----- Data for the task -----

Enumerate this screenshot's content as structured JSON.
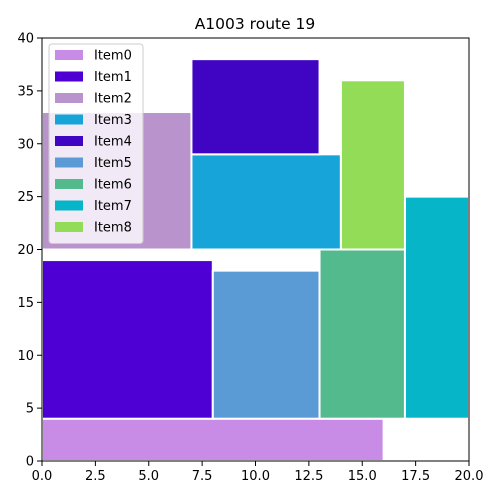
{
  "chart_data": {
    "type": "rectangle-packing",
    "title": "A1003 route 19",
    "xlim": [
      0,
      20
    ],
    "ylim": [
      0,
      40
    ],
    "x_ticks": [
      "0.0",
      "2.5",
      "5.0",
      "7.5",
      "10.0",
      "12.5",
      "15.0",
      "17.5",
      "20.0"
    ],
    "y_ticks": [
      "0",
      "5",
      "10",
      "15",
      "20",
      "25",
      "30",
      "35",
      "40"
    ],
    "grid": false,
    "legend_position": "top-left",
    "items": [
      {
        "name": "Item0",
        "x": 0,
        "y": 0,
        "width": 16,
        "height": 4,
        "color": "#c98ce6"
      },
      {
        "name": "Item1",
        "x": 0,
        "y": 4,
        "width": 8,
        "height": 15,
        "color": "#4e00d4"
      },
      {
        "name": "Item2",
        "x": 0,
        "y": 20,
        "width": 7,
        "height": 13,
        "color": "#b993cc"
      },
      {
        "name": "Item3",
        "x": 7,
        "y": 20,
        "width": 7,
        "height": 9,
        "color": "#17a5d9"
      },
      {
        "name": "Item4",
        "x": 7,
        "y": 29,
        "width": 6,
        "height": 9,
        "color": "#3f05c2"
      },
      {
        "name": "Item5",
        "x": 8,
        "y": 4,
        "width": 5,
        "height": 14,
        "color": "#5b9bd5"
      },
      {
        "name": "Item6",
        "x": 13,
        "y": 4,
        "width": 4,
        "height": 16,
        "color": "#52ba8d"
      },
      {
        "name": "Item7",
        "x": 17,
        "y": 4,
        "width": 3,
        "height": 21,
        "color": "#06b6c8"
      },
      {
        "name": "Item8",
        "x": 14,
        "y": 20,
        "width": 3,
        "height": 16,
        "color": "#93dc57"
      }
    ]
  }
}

-----

§ **Direction**: Repeat the entries exactly. Pictures are excluded from the copy.

§ **Result for this exercise**:
Enumerate this screenshot's content as structured JSON.
{
  "chart_data": {
    "type": "rectangle-packing",
    "title": "A1003 route 19",
    "xlim": [
      0,
      20
    ],
    "ylim": [
      0,
      40
    ],
    "x_ticks": [
      "0.0",
      "2.5",
      "5.0",
      "7.5",
      "10.0",
      "12.5",
      "15.0",
      "17.5",
      "20.0"
    ],
    "y_ticks": [
      "0",
      "5",
      "10",
      "15",
      "20",
      "25",
      "30",
      "35",
      "40"
    ],
    "grid": false,
    "legend_position": "top-left",
    "items": [
      {
        "name": "Item0",
        "x": 0,
        "y": 0,
        "width": 16,
        "height": 4,
        "color": "#c98ce6"
      },
      {
        "name": "Item1",
        "x": 0,
        "y": 4,
        "width": 8,
        "height": 15,
        "color": "#4e00d4"
      },
      {
        "name": "Item2",
        "x": 0,
        "y": 20,
        "width": 7,
        "height": 13,
        "color": "#b993cc"
      },
      {
        "name": "Item3",
        "x": 7,
        "y": 20,
        "width": 7,
        "height": 9,
        "color": "#17a5d9"
      },
      {
        "name": "Item4",
        "x": 7,
        "y": 29,
        "width": 6,
        "height": 9,
        "color": "#3f05c2"
      },
      {
        "name": "Item5",
        "x": 8,
        "y": 4,
        "width": 5,
        "height": 14,
        "color": "#5b9bd5"
      },
      {
        "name": "Item6",
        "x": 13,
        "y": 4,
        "width": 4,
        "height": 16,
        "color": "#52ba8d"
      },
      {
        "name": "Item7",
        "x": 17,
        "y": 4,
        "width": 3,
        "height": 21,
        "color": "#06b6c8"
      },
      {
        "name": "Item8",
        "x": 14,
        "y": 20,
        "width": 3,
        "height": 16,
        "color": "#93dc57"
      }
    ]
  }
}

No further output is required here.